> _WHAT THE EXERCISE ASKS_:
Track down every line below that holds "DIAZ" and copy it.

[Records from a collection]
────────────────────────────────────────
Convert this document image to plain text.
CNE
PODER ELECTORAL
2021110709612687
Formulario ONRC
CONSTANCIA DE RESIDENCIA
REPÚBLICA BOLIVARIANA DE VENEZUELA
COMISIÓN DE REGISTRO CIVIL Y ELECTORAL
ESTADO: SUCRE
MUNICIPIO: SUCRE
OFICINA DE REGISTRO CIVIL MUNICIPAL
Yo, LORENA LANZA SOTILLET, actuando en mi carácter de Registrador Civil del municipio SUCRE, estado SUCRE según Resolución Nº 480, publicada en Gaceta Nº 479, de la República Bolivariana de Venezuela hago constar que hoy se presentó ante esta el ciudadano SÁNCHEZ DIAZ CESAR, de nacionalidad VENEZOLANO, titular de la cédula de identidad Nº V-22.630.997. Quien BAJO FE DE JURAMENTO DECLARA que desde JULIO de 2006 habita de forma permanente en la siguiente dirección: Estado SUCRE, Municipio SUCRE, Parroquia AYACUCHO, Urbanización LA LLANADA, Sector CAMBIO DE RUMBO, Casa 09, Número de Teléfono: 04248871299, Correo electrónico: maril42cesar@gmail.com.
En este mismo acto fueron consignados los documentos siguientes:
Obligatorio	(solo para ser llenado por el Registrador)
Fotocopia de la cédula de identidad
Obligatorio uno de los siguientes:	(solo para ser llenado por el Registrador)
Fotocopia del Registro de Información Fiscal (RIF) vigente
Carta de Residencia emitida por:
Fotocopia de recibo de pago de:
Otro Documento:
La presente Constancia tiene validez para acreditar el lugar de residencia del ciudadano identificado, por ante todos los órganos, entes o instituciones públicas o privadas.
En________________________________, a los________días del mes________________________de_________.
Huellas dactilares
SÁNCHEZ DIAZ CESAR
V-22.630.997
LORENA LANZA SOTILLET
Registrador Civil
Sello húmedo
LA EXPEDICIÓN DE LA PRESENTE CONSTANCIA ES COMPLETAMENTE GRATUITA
────────────────────────────────────────
> _SOLUTION FOR THIS PROBLEM_:
Yo, LORENA LANZA SOTILLET, actuando en mi carácter de Registrador Civil del municipio SUCRE, estado SUCRE según Resolución Nº 480, publicada en Gaceta Nº 479, de la República Bolivariana de Venezuela hago constar que hoy se presentó ante esta el ciudadano SÁNCHEZ DIAZ CESAR, de nacionalidad VENEZOLANO, titular de la cédula de identidad Nº V-22.630.997. Quien BAJO FE DE JURAMENTO DECLARA que desde JULIO de 2006 habita de forma permanente en la siguiente dirección: Estado SUCRE, Municipio SUCRE, Parroquia AYACUCHO, Urbanización LA LLANADA, Sector CAMBIO DE RUMBO, Casa 09, Número de Teléfono: 04248871299, Correo electrónico: maril42cesar@gmail.com.
SÁNCHEZ DIAZ CESAR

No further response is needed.